# [Aim of the task]
Your task is to copy the listing exactly. Drop any pictures from the copy.

Records
----

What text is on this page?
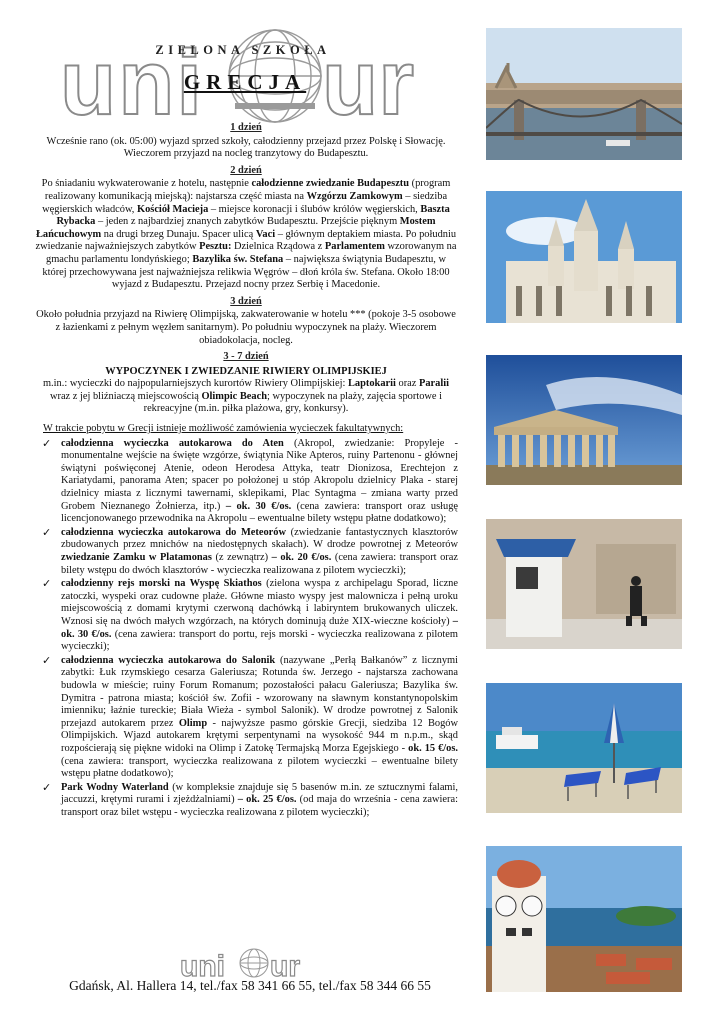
uni ur
ZIELONA SZKOŁA
GRECJA
1 dzień

Wcześnie rano (ok. 05:00) wyjazd sprzed szkoły, całodzienny przejazd przez Polskę i Słowację. Wieczorem przyjazd na nocleg tranzytowy do Budapesztu.

2 dzień

Po śniadaniu wykwaterowanie z hotelu, następnie całodzienne zwiedzanie Budapesztu (program realizowany komunikacją miejską): najstarsza część miasta na Wzgórzu Zamkowym – siedziba węgierskich władców, Kościół Macieja – miejsce koronacji i ślubów królów węgierskich, Baszta Rybacka – jeden z najbardziej znanych zabytków Budapesztu. Przejście pięknym Mostem Łańcuchowym na drugi brzeg Dunaju. Spacer ulicą Vaci – głównym deptakiem miasta. Po południu zwiedzanie najważniejszych zabytków Pesztu: Dzielnica Rządowa z Parlamentem wzorowanym na gmachu parlamentu londyńskiego; Bazylika św. Stefana – największa świątynia Budapesztu, w której przechowywana jest najważniejsza relikwia Węgrów – dłoń króla św. Stefana. Około 18:00 wyjazd z Budapesztu. Przejazd nocny przez Serbię i Macedonie.

3 dzień

Około południa przyjazd na Riwierę Olimpijską, zakwaterowanie w hotelu *** (pokoje 3-5 osobowe z łazienkami z pełnym węzłem sanitarnym). Po południu wypoczynek na plaży. Wieczorem obiadokolacja, nocleg.

3 - 7 dzień
WYPOCZYNEK I ZWIEDZANIE RIWIERY OLIMPIJSKIEJ

m.in.: wycieczki do najpopularniejszych kurortów Riwiery Olimpijskiej: Laptokarii oraz Paralii wraz z jej bliźniaczą miejscowością Olimpic Beach; wypoczynek na plaży, zajęcia sportowe i rekreacyjne (m.in. piłka plażowa, gry, konkursy).

W trakcie pobytu w Grecji istnieje możliwość zamówienia wycieczek fakultatywnych:
✓ całodzienna wycieczka autokarowa do Aten (Akropol, zwiedzanie: Propyleje - monumentalne wejście na święte wzgórze, świątynia Nike Apteros, ruiny Partenonu - głównej świątyni poświęconej Atenie, odeon Herodesa Attyka, teatr Dionizosa, Erechtejon z Kariatydami, panorama Aten; spacer po położonej u stóp Akropolu dzielnicy Plaka - starej dzielnicy miasta z licznymi tawernami, sklepikami, Plac Syntagma – zmiana warty przed Grobem Nieznanego Żołnierza, itp.) – ok. 30 €/os. (cena zawiera: transport oraz usługę licencjonowanego przewodnika na Akropolu – ewentualne bilety wstępu płatne dodatkowo);
✓ całodzienna wycieczka autokarowa do Meteorów (zwiedzanie fantastycznych klasztorów zbudowanych przez mnichów na niedostępnych skałach). W drodze powrotnej z Meteorów zwiedzanie Zamku w Platamonas (z zewnątrz) – ok. 20 €/os. (cena zawiera: transport oraz bilety wstępu do dwóch klasztorów - wycieczka realizowana z pilotem wycieczki);
✓ całodzienny rejs morski na Wyspę Skiathos (zielona wyspa z archipelagu Sporad, liczne zatoczki, wyspeki oraz cudowne plaże. Główne miasto wyspy jest malownicza i pełną uroku miejscowością z domami krytymi czerwoną dachówką i labiryntem brukowanych uliczek. Wznosi się na dwóch małych wzgórzach, na których dominują duże XIX-wieczne kościoły) – ok. 30 €/os. (cena zawiera: transport do portu, rejs morski - wycieczka realizowana z pilotem wycieczki);
✓ całodzienna wycieczka autokarowa do Salonik (nazywane „Perłą Bałkanów” z licznymi zabytki: Łuk rzymskiego cesarza Galeriusza; Rotunda św. Jerzego - najstarsza zachowana budowla w mieście; ruiny Forum Romanum; pozostałości pałacu Galeriusza; Bazylika św. Dymitra - patrona miasta; kościół św. Zofii - wzorowany na sławnym konstantynopolskim imienniku; łaźnie tureckie; Biała Wieża - symbol Salonik). W drodze powrotnej z Salonik przejazd autokarem przez Olimp - najwyższe pasmo górskie Grecji, siedziba 12 Bogów Olimpijskich. Wjazd autokarem krętymi serpentynami na wysokość 944 m n.p.m., skąd rozpościerają się piękne widoki na Olimp i Zatokę Termajską Morza Egejskiego - ok. 15 €/os. (cena zawiera: transport, wycieczka realizowana z pilotem wycieczki – ewentualne bilety wstępu płatne dodatkowo);
✓ Park Wodny Waterland (w kompleksie znajduje się 5 basenów m.in. ze sztucznymi falami, jaccuzzi, krętymi rurami i zjeżdżalniami) – ok. 25 €/os. (od maja do września - cena zawiera: transport oraz bilet wstępu - wycieczka realizowana z pilotem wycieczki);
uni ur
Gdańsk, Al. Hallera 14, tel./fax 58 341 66 55, tel./fax 58 344 66 55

----

# [Result for this exercise]
What text is on this page?
uni ur
ZIELONA SZKOŁA
GRECJA
1 dzień

Wcześnie rano (ok. 05:00) wyjazd sprzed szkoły, całodzienny przejazd przez Polskę i Słowację. Wieczorem przyjazd na nocleg tranzytowy do Budapesztu.

2 dzień

Po śniadaniu wykwaterowanie z hotelu, następnie całodzienne zwiedzanie Budapesztu (program realizowany komunikacją miejską): najstarsza część miasta na Wzgórzu Zamkowym – siedziba węgierskich władców, Kościół Macieja – miejsce koronacji i ślubów królów węgierskich, Baszta Rybacka – jeden z najbardziej znanych zabytków Budapesztu. Przejście pięknym Mostem Łańcuchowym na drugi brzeg Dunaju. Spacer ulicą Vaci – głównym deptakiem miasta. Po południu zwiedzanie najważniejszych zabytków Pesztu: Dzielnica Rządowa z Parlamentem wzorowanym na gmachu parlamentu londyńskiego; Bazylika św. Stefana – największa świątynia Budapesztu, w której przechowywana jest najważniejsza relikwia Węgrów – dłoń króla św. Stefana. Około 18:00 wyjazd z Budapesztu. Przejazd nocny przez Serbię i Macedonie.

3 dzień

Około południa przyjazd na Riwierę Olimpijską, zakwaterowanie w hotelu *** (pokoje 3-5 osobowe z łazienkami z pełnym węzłem sanitarnym). Po południu wypoczynek na plaży. Wieczorem obiadokolacja, nocleg.

3 - 7 dzień
WYPOCZYNEK I ZWIEDZANIE RIWIERY OLIMPIJSKIEJ

m.in.: wycieczki do najpopularniejszych kurortów Riwiery Olimpijskiej: Laptokarii oraz Paralii wraz z jej bliźniaczą miejscowością Olimpic Beach; wypoczynek na plaży, zajęcia sportowe i rekreacyjne (m.in. piłka plażowa, gry, konkursy).

W trakcie pobytu w Grecji istnieje możliwość zamówienia wycieczek fakultatywnych:
✓ całodzienna wycieczka autokarowa do Aten (Akropol, zwiedzanie: Propyleje - monumentalne wejście na święte wzgórze, świątynia Nike Apteros, ruiny Partenonu - głównej świątyni poświęconej Atenie, odeon Herodesa Attyka, teatr Dionizosa, Erechtejon z Kariatydami, panorama Aten; spacer po położonej u stóp Akropolu dzielnicy Plaka - starej dzielnicy miasta z licznymi tawernami, sklepikami, Plac Syntagma – zmiana warty przed Grobem Nieznanego Żołnierza, itp.) – ok. 30 €/os. (cena zawiera: transport oraz usługę licencjonowanego przewodnika na Akropolu – ewentualne bilety wstępu płatne dodatkowo);
✓ całodzienna wycieczka autokarowa do Meteorów (zwiedzanie fantastycznych klasztorów zbudowanych przez mnichów na niedostępnych skałach). W drodze powrotnej z Meteorów zwiedzanie Zamku w Platamonas (z zewnątrz) – ok. 20 €/os. (cena zawiera: transport oraz bilety wstępu do dwóch klasztorów - wycieczka realizowana z pilotem wycieczki);
✓ całodzienny rejs morski na Wyspę Skiathos (zielona wyspa z archipelagu Sporad, liczne zatoczki, wyspeki oraz cudowne plaże. Główne miasto wyspy jest malownicza i pełną uroku miejscowością z domami krytymi czerwoną dachówką i labiryntem brukowanych uliczek. Wznosi się na dwóch małych wzgórzach, na których dominują duże XIX-wieczne kościoły) – ok. 30 €/os. (cena zawiera: transport do portu, rejs morski - wycieczka realizowana z pilotem wycieczki);
✓ całodzienna wycieczka autokarowa do Salonik (nazywane „Perłą Bałkanów” z licznymi zabytki: Łuk rzymskiego cesarza Galeriusza; Rotunda św. Jerzego - najstarsza zachowana budowla w mieście; ruiny Forum Romanum; pozostałości pałacu Galeriusza; Bazylika św. Dymitra - patrona miasta; kościół św. Zofii - wzorowany na sławnym konstantynopolskim imienniku; łaźnie tureckie; Biała Wieża - symbol Salonik). W drodze powrotnej z Salonik przejazd autokarem przez Olimp - najwyższe pasmo górskie Grecji, siedziba 12 Bogów Olimpijskich. Wjazd autokarem krętymi serpentynami na wysokość 944 m n.p.m., skąd rozpościerają się piękne widoki na Olimp i Zatokę Termajską Morza Egejskiego - ok. 15 €/os. (cena zawiera: transport, wycieczka realizowana z pilotem wycieczki – ewentualne bilety wstępu płatne dodatkowo);
✓ Park Wodny Waterland (w kompleksie znajduje się 5 basenów m.in. ze sztucznymi falami, jaccuzzi, krętymi rurami i zjeżdżalniami) – ok. 25 €/os. (od maja do września - cena zawiera: transport oraz bilet wstępu - wycieczka realizowana z pilotem wycieczki);
uni ur
Gdańsk, Al. Hallera 14, tel./fax 58 341 66 55, tel./fax 58 344 66 55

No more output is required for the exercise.